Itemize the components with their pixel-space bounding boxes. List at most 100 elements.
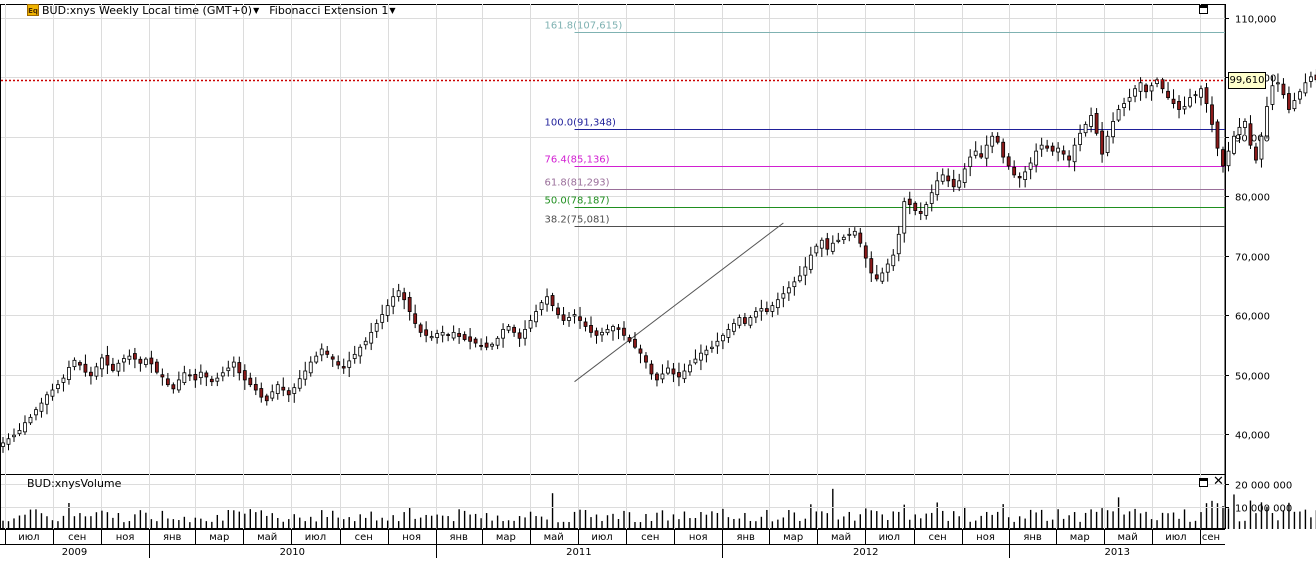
month-label: сен <box>68 532 86 543</box>
candle-body <box>440 331 445 336</box>
candle <box>1281 78 1286 99</box>
candle-body <box>1303 82 1308 94</box>
study-dropdown-icon[interactable]: ▼ <box>389 5 396 15</box>
candle-body <box>330 356 335 360</box>
candle <box>644 352 648 369</box>
candle <box>677 362 681 387</box>
candle <box>1 437 5 453</box>
month-label: сен <box>929 532 947 543</box>
month-label: май <box>544 532 564 543</box>
candle <box>600 327 604 342</box>
candle <box>710 340 714 353</box>
candle <box>819 237 824 257</box>
maximize-volume-pane-icon[interactable] <box>1199 478 1208 487</box>
candle <box>583 317 588 332</box>
maximize-price-pane-icon[interactable] <box>1199 5 1208 14</box>
month-label: ноя <box>976 532 995 543</box>
candle <box>385 299 390 322</box>
candle-body <box>1193 94 1198 97</box>
candle-body <box>1221 149 1225 167</box>
candle <box>1276 73 1280 92</box>
candle <box>347 351 352 378</box>
candle-body <box>1083 123 1088 134</box>
candle-body <box>742 317 747 324</box>
candle <box>12 428 16 442</box>
candle <box>852 227 857 238</box>
candle-body <box>396 290 401 297</box>
candle <box>918 202 923 221</box>
study-label[interactable]: Fibonacci Extension 1 <box>269 3 389 17</box>
candle-body <box>907 198 912 206</box>
candle <box>209 375 214 387</box>
candle <box>578 306 582 329</box>
candle <box>391 288 396 315</box>
candle <box>1259 132 1264 168</box>
candle-body <box>259 388 264 398</box>
candle-body <box>154 361 159 373</box>
close-volume-pane-icon[interactable]: ✕ <box>1213 474 1224 489</box>
candle-body <box>352 353 357 359</box>
candle <box>803 257 808 286</box>
candle-body <box>490 343 494 347</box>
candle-body <box>253 383 258 391</box>
candle-body <box>896 233 901 255</box>
candle-body <box>957 180 962 188</box>
candle-body <box>622 327 626 336</box>
candle <box>1199 85 1203 106</box>
candle-body <box>775 299 780 309</box>
candle <box>292 383 297 403</box>
candle <box>490 342 494 350</box>
candle <box>34 406 38 421</box>
candle-body <box>1089 115 1093 127</box>
candle-body <box>1116 109 1121 121</box>
symbol-dropdown-icon[interactable]: ▼ <box>253 5 260 15</box>
month-label: май <box>831 532 851 543</box>
price-pane-border <box>0 4 1226 475</box>
candle-body <box>940 174 945 182</box>
candle-body <box>847 233 852 236</box>
candle-body <box>759 308 764 312</box>
fib-trend-line <box>574 222 784 383</box>
candle-body <box>644 355 648 363</box>
candle-body <box>1050 145 1055 152</box>
candle <box>171 382 176 394</box>
candle <box>308 356 313 377</box>
candle-body <box>863 245 868 259</box>
candle <box>655 371 659 387</box>
candle <box>1061 145 1066 161</box>
candle-body <box>578 316 582 321</box>
candle-body <box>1001 141 1006 158</box>
volume-panel-label: BUD:xnysVolume <box>27 477 122 490</box>
candle <box>534 304 538 328</box>
candle-body <box>94 366 99 377</box>
candle-body <box>792 281 797 288</box>
candle-body <box>962 168 967 183</box>
candle <box>962 163 967 188</box>
y-tick-label: 50,000 <box>1235 372 1270 383</box>
candle <box>319 343 324 362</box>
candle <box>314 351 319 365</box>
candle-body <box>1 442 5 447</box>
candle <box>671 362 676 383</box>
candle <box>1171 89 1176 109</box>
symbol-label[interactable]: BUD:xnys Weekly Local time (GMT+0) <box>42 4 252 17</box>
candle <box>759 299 764 321</box>
candle <box>116 359 121 377</box>
candle <box>479 338 484 351</box>
candle-body <box>902 201 907 234</box>
candle-body <box>1248 123 1253 146</box>
candle-body <box>1067 155 1072 161</box>
y-tick-label: 40,000 <box>1235 431 1270 442</box>
candle <box>270 384 275 402</box>
candle-body <box>127 355 132 360</box>
candle <box>929 184 934 212</box>
candle <box>1012 160 1017 178</box>
candle <box>154 358 159 375</box>
eq-icon[interactable]: Eq <box>27 4 39 16</box>
candle-body <box>979 153 984 158</box>
candle-body <box>314 355 319 363</box>
candle <box>297 370 302 392</box>
candle <box>874 264 879 282</box>
candle <box>611 324 615 341</box>
candle <box>1309 71 1313 88</box>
※
Copy out each of the items above word for word, keeping the original order. Leave out the pictures.

Itemize the components with their pixel-space bounding boxes. List at most 100 elements.
month-label: сен <box>68 532 86 543</box>
candle-body <box>440 331 445 336</box>
candle <box>1281 78 1286 99</box>
candle-body <box>1303 82 1308 94</box>
study-dropdown-icon[interactable]: ▼ <box>389 5 396 15</box>
candle-body <box>330 356 335 360</box>
candle <box>644 352 648 369</box>
candle <box>677 362 681 387</box>
candle <box>1 437 5 453</box>
month-label: сен <box>929 532 947 543</box>
month-label: май <box>544 532 564 543</box>
candle <box>600 327 604 342</box>
candle <box>710 340 714 353</box>
candle <box>819 237 824 257</box>
maximize-volume-pane-icon[interactable] <box>1199 478 1208 487</box>
candle <box>583 317 588 332</box>
maximize-price-pane-icon[interactable] <box>1199 5 1208 14</box>
month-label: ноя <box>976 532 995 543</box>
candle <box>385 299 390 322</box>
candle-body <box>1193 94 1198 97</box>
candle-body <box>1221 149 1225 167</box>
candle <box>1276 73 1280 92</box>
candle <box>347 351 352 378</box>
candle-body <box>1083 123 1088 134</box>
candle-body <box>742 317 747 324</box>
candle <box>12 428 16 442</box>
candle <box>852 227 857 238</box>
candle-body <box>396 290 401 297</box>
candle <box>918 202 923 221</box>
study-label[interactable]: Fibonacci Extension 1 <box>269 3 389 17</box>
candle-body <box>907 198 912 206</box>
candle <box>209 375 214 387</box>
candle <box>578 306 582 329</box>
candle <box>391 288 396 315</box>
candle <box>1259 132 1264 168</box>
candle-body <box>259 388 264 398</box>
candle-body <box>154 361 159 373</box>
close-volume-pane-icon[interactable]: ✕ <box>1213 474 1224 489</box>
candle-body <box>352 353 357 359</box>
candle <box>803 257 808 286</box>
candle-body <box>490 343 494 347</box>
candle-body <box>253 383 258 391</box>
candle-body <box>896 233 901 255</box>
candle-body <box>957 180 962 188</box>
candle-body <box>622 327 626 336</box>
candle <box>1199 85 1203 106</box>
candle-body <box>775 299 780 309</box>
candle <box>292 383 297 403</box>
candle <box>490 342 494 350</box>
candle <box>34 406 38 421</box>
candle-body <box>1089 115 1093 127</box>
candle-body <box>1116 109 1121 121</box>
symbol-dropdown-icon[interactable]: ▼ <box>253 5 260 15</box>
month-label: май <box>831 532 851 543</box>
price-pane-border <box>0 4 1226 475</box>
candle-body <box>940 174 945 182</box>
candle-body <box>847 233 852 236</box>
candle-body <box>759 308 764 312</box>
fib-trend-line <box>574 222 784 383</box>
candle-body <box>644 355 648 363</box>
candle-body <box>1050 145 1055 152</box>
candle <box>171 382 176 394</box>
candle <box>308 356 313 377</box>
candle-body <box>863 245 868 259</box>
candle <box>655 371 659 387</box>
candle <box>1061 145 1066 161</box>
candle-body <box>578 316 582 321</box>
candle-body <box>1001 141 1006 158</box>
volume-panel-label: BUD:xnysVolume <box>27 477 122 490</box>
candle <box>534 304 538 328</box>
candle-body <box>94 366 99 377</box>
candle-body <box>792 281 797 288</box>
candle-body <box>962 168 967 183</box>
candle <box>962 163 967 188</box>
y-tick-label: 50,000 <box>1235 372 1270 383</box>
candle <box>319 343 324 362</box>
candle <box>314 351 319 365</box>
candle-body <box>1 442 5 447</box>
candle <box>671 362 676 383</box>
candle <box>1171 89 1176 109</box>
symbol-label[interactable]: BUD:xnys Weekly Local time (GMT+0) <box>42 4 252 17</box>
candle <box>759 299 764 321</box>
candle <box>116 359 121 377</box>
candle <box>479 338 484 351</box>
candle-body <box>902 201 907 234</box>
candle-body <box>1248 123 1253 146</box>
candle-body <box>1067 155 1072 161</box>
y-tick-label: 40,000 <box>1235 431 1270 442</box>
candle <box>270 384 275 402</box>
candle-body <box>127 355 132 360</box>
candle <box>929 184 934 212</box>
candle <box>1012 160 1017 178</box>
candle <box>154 358 159 375</box>
eq-icon[interactable]: Eq <box>27 4 39 16</box>
candle-body <box>979 153 984 158</box>
candle-body <box>314 355 319 363</box>
candle <box>297 370 302 392</box>
candle <box>874 264 879 282</box>
candle <box>611 324 615 341</box>
candle <box>1309 71 1313 88</box>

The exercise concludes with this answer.